• Your instructions:
Set down the full listing exactly, character for character.

(Rows from a dataset)
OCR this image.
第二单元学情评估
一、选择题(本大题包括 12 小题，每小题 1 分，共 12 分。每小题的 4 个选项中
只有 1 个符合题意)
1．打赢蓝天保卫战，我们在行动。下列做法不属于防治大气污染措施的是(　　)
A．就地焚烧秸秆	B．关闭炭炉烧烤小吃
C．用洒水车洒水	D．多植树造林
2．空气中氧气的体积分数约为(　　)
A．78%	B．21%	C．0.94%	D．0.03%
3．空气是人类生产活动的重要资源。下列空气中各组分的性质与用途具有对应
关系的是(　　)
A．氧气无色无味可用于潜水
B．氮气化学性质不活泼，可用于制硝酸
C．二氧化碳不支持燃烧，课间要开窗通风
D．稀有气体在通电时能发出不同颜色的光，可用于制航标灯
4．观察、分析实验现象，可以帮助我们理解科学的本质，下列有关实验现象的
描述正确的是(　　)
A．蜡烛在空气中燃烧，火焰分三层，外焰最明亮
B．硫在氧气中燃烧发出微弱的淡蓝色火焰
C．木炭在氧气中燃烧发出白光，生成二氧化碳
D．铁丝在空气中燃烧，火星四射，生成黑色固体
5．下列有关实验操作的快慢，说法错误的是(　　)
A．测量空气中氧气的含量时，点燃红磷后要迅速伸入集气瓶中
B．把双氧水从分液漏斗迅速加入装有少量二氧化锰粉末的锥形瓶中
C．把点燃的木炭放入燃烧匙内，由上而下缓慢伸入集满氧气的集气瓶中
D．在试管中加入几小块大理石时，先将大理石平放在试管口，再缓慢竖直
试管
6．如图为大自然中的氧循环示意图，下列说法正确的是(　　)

• Exercise answer:
OCR this image.
第二单元学情评估
一、选择题(本大题包括 12 小题，每小题 1 分，共 12 分。每小题的 4 个选项中
只有 1 个符合题意)
1．打赢蓝天保卫战，我们在行动。下列做法不属于防治大气污染措施的是(　　)
A．就地焚烧秸秆	B．关闭炭炉烧烤小吃
C．用洒水车洒水	D．多植树造林
2．空气中氧气的体积分数约为(　　)
A．78%	B．21%	C．0.94%	D．0.03%
3．空气是人类生产活动的重要资源。下列空气中各组分的性质与用途具有对应
关系的是(　　)
A．氧气无色无味可用于潜水
B．氮气化学性质不活泼，可用于制硝酸
C．二氧化碳不支持燃烧，课间要开窗通风
D．稀有气体在通电时能发出不同颜色的光，可用于制航标灯
4．观察、分析实验现象，可以帮助我们理解科学的本质，下列有关实验现象的
描述正确的是(　　)
A．蜡烛在空气中燃烧，火焰分三层，外焰最明亮
B．硫在氧气中燃烧发出微弱的淡蓝色火焰
C．木炭在氧气中燃烧发出白光，生成二氧化碳
D．铁丝在空气中燃烧，火星四射，生成黑色固体
5．下列有关实验操作的快慢，说法错误的是(　　)
A．测量空气中氧气的含量时，点燃红磷后要迅速伸入集气瓶中
B．把双氧水从分液漏斗迅速加入装有少量二氧化锰粉末的锥形瓶中
C．把点燃的木炭放入燃烧匙内，由上而下缓慢伸入集满氧气的集气瓶中
D．在试管中加入几小块大理石时，先将大理石平放在试管口，再缓慢竖直
试管
6．如图为大自然中的氧循环示意图，下列说法正确的是(　　)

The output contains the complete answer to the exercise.